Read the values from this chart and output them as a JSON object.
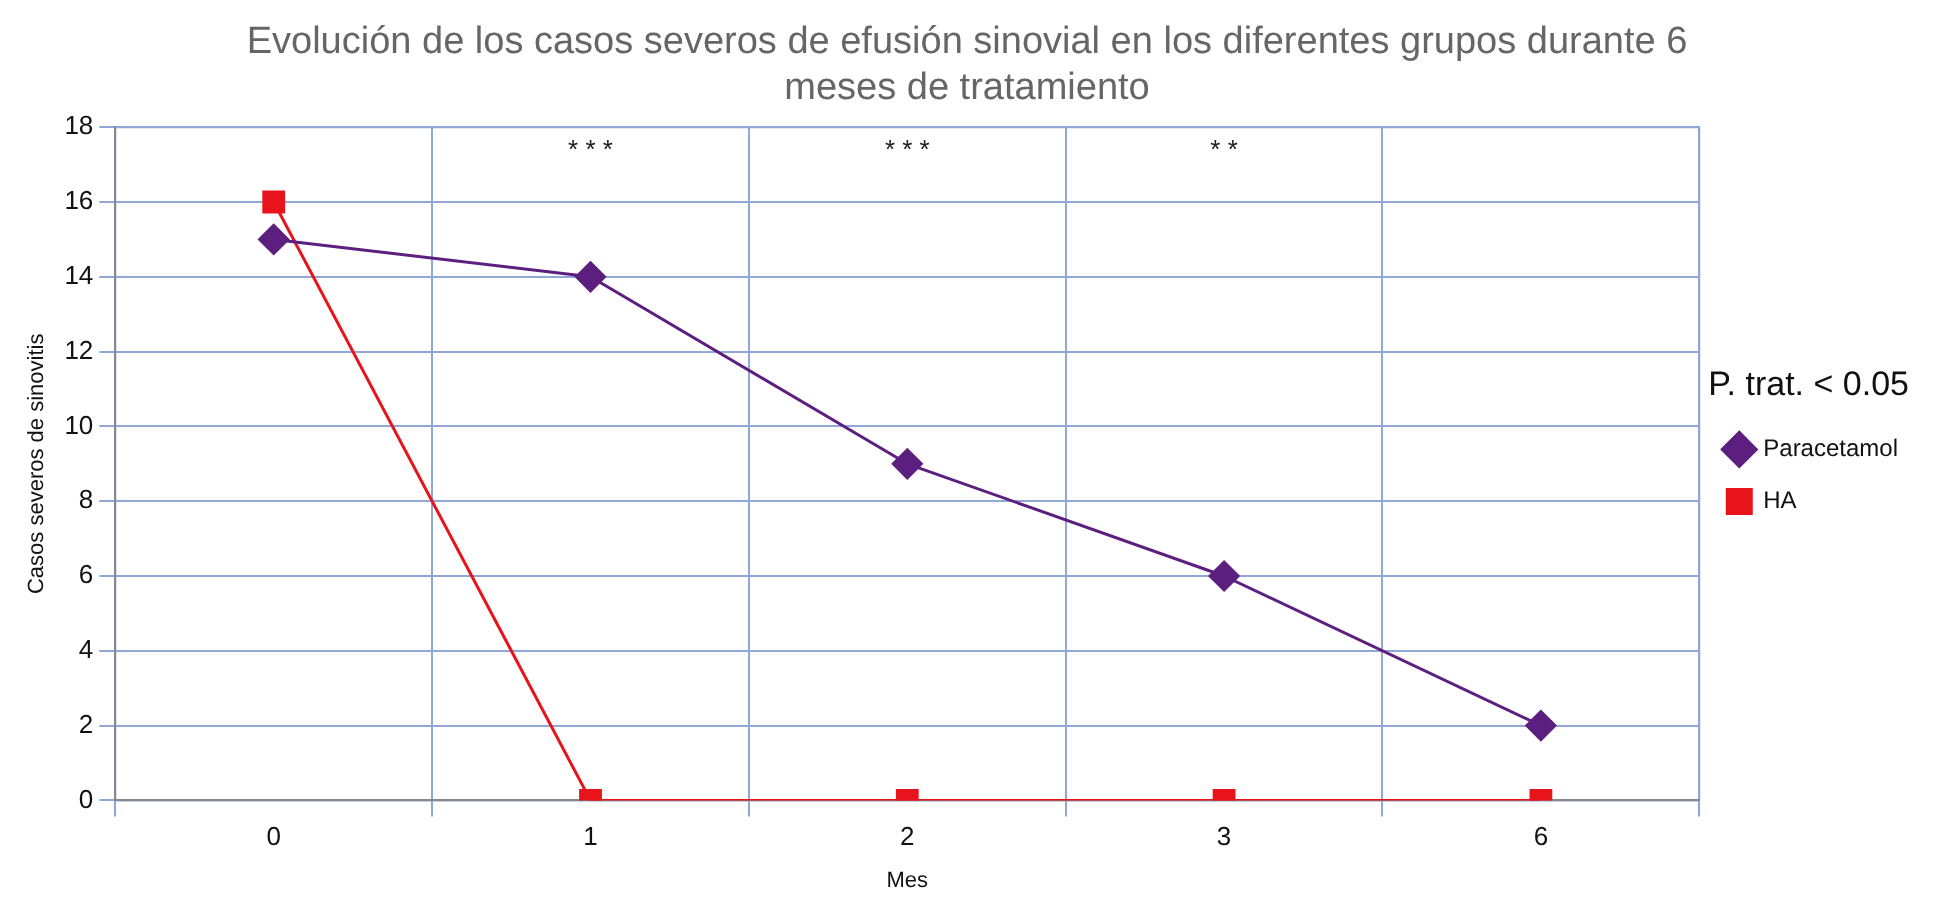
{
  "chart_data": {
    "type": "line",
    "title": "Evolución de los casos severos de efusión sinovial en los diferentes grupos durante 6 meses de tratamiento",
    "xlabel": "Mes",
    "ylabel": "Casos severos de sinovitis",
    "legend_title": "P. trat. < 0.05",
    "categories": [
      "0",
      "1",
      "2",
      "3",
      "6"
    ],
    "series": [
      {
        "name": "Paracetamol",
        "color": "#5c1f7f",
        "marker": "diamond",
        "values": [
          15,
          14,
          9,
          6,
          2
        ]
      },
      {
        "name": "HA",
        "color": "#e8141c",
        "marker": "square",
        "values": [
          16,
          0,
          0,
          0,
          0
        ]
      }
    ],
    "ylim": [
      0,
      18
    ],
    "yticks": [
      0,
      2,
      4,
      6,
      8,
      10,
      12,
      14,
      16,
      18
    ],
    "grid": true,
    "legend": "right",
    "annotations": [
      "* * *",
      "* * *",
      "* *"
    ]
  }
}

···

Without the pictures, retype the whole of the material above exactly.

__ANSWER TO THE PROBLEM__
Read the values from this chart and output them as a JSON object.
{
  "chart_data": {
    "type": "line",
    "title": "Evolución de los casos severos de efusión sinovial en los diferentes grupos durante 6 meses de tratamiento",
    "xlabel": "Mes",
    "ylabel": "Casos severos de sinovitis",
    "legend_title": "P. trat. < 0.05",
    "categories": [
      "0",
      "1",
      "2",
      "3",
      "6"
    ],
    "series": [
      {
        "name": "Paracetamol",
        "color": "#5c1f7f",
        "marker": "diamond",
        "values": [
          15,
          14,
          9,
          6,
          2
        ]
      },
      {
        "name": "HA",
        "color": "#e8141c",
        "marker": "square",
        "values": [
          16,
          0,
          0,
          0,
          0
        ]
      }
    ],
    "ylim": [
      0,
      18
    ],
    "yticks": [
      0,
      2,
      4,
      6,
      8,
      10,
      12,
      14,
      16,
      18
    ],
    "grid": true,
    "legend": "right",
    "annotations": [
      "* * *",
      "* * *",
      "* *"
    ]
  }
}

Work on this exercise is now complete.